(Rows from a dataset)
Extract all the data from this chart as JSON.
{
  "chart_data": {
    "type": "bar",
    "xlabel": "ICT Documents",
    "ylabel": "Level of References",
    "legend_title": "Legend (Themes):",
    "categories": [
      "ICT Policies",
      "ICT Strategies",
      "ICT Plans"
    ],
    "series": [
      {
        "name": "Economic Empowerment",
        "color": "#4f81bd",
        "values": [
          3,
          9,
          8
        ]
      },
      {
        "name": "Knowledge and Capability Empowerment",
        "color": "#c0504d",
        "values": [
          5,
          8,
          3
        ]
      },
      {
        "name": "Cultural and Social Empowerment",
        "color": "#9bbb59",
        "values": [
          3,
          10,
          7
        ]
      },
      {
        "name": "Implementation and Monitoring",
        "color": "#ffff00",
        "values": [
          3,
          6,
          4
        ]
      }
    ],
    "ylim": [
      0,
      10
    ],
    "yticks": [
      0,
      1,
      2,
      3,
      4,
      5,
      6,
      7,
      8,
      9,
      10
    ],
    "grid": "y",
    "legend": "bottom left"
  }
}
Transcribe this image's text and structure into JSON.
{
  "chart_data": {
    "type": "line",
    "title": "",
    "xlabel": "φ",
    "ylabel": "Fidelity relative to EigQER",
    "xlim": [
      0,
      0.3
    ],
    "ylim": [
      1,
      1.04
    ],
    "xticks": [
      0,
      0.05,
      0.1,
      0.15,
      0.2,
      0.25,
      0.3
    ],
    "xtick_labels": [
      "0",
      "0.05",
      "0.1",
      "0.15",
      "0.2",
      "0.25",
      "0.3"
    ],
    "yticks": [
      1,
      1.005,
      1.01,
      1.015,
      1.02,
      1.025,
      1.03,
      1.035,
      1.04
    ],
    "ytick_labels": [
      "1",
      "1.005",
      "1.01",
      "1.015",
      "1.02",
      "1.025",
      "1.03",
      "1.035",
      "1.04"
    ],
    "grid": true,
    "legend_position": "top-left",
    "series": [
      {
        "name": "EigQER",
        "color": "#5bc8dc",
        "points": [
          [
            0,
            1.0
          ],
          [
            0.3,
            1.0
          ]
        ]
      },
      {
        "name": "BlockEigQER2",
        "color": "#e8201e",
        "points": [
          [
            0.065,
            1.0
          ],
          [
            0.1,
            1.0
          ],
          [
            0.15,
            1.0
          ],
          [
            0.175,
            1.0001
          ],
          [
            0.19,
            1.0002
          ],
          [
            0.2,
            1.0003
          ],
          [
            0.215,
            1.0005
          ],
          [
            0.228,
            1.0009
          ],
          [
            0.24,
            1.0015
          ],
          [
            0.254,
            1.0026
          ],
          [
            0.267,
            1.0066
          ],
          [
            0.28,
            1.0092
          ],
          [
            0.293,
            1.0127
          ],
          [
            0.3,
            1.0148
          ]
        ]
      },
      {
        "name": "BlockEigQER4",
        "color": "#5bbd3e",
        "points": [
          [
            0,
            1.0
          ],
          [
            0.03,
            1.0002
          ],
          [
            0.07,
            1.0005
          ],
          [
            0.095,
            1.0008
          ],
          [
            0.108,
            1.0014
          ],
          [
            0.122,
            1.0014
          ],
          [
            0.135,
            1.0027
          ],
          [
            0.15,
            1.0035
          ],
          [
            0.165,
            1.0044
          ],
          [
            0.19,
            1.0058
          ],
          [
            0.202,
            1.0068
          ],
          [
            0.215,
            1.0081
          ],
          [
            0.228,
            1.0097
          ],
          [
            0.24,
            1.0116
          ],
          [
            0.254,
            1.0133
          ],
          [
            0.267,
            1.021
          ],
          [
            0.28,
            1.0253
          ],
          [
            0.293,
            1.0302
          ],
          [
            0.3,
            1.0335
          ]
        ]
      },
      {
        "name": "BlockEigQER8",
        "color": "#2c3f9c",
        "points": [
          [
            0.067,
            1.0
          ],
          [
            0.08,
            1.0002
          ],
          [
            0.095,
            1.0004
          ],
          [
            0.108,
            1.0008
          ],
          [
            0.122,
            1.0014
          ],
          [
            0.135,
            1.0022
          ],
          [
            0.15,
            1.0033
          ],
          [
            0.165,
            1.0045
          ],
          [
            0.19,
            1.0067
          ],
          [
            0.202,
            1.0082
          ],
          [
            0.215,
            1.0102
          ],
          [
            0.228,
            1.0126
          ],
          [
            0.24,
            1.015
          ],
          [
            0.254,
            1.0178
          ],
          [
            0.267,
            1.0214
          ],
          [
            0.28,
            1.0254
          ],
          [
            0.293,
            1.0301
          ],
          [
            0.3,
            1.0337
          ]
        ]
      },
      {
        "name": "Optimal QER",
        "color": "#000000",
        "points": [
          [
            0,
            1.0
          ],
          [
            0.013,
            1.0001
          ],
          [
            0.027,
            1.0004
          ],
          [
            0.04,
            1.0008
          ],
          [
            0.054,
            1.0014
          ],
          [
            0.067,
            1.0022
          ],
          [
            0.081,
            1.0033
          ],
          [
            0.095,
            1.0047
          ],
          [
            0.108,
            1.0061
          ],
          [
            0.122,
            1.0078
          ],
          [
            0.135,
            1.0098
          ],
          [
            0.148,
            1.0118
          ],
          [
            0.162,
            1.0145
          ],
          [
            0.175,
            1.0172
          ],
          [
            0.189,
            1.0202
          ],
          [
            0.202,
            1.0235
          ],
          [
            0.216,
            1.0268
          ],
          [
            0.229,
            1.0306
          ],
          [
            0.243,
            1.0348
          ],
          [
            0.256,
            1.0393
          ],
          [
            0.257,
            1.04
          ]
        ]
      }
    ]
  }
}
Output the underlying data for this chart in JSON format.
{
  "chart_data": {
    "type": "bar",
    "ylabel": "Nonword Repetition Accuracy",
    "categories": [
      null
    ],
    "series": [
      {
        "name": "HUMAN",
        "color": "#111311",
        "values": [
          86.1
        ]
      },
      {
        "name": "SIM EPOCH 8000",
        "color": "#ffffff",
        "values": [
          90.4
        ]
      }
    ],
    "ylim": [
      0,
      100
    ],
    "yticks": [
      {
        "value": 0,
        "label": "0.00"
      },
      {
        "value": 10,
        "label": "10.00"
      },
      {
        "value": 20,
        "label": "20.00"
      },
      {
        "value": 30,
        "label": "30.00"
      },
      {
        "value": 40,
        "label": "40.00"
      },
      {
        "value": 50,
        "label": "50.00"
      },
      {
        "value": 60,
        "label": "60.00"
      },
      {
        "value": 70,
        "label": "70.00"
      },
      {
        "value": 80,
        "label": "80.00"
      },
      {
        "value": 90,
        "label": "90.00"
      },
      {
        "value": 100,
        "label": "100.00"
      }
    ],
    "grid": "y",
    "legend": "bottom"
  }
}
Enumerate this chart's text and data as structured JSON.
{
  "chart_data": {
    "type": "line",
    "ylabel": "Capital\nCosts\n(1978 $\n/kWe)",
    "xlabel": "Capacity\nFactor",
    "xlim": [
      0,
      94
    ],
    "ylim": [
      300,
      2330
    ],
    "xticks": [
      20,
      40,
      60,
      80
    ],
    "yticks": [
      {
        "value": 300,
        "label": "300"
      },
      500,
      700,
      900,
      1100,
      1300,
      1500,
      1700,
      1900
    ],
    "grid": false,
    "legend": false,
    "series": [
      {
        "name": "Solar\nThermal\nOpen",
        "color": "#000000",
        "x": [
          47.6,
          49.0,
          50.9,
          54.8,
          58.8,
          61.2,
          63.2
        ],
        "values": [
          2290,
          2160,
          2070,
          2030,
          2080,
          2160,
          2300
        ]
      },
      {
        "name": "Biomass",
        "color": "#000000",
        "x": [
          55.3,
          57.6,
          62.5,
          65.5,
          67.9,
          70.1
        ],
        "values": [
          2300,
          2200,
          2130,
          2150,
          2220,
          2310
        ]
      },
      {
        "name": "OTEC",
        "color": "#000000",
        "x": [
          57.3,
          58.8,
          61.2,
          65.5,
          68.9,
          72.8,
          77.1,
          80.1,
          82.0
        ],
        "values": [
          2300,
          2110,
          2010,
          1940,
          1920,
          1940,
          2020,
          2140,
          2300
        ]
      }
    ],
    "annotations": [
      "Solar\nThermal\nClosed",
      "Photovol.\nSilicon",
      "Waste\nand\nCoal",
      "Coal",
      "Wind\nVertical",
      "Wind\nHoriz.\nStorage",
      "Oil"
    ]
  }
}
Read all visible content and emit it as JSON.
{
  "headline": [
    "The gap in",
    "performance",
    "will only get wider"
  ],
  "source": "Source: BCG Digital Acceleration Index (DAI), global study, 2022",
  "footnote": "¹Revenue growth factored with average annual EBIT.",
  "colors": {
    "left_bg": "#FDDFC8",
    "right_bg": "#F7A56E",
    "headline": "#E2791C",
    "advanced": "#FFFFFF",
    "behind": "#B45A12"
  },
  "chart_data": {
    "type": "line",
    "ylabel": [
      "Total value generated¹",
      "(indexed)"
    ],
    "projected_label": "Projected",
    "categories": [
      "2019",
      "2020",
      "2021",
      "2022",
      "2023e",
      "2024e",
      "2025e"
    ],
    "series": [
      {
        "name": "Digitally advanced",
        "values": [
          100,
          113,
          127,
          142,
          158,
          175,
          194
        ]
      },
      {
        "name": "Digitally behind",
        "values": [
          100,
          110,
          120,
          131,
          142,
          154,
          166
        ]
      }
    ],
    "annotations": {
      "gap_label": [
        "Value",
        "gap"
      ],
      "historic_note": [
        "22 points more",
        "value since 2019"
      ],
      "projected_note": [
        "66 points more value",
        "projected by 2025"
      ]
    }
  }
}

Task statement
Find the word "ylabel" in the records and pull out each line that has it.

Task result
    "ylabel": "Level of References",
    "ylabel": "Fidelity relative to EigQER",
    "ylabel": "Nonword Repetition Accuracy",
    "ylabel": "Capital\nCosts\n(1978 $\n/kWe)",
    "ylabel": [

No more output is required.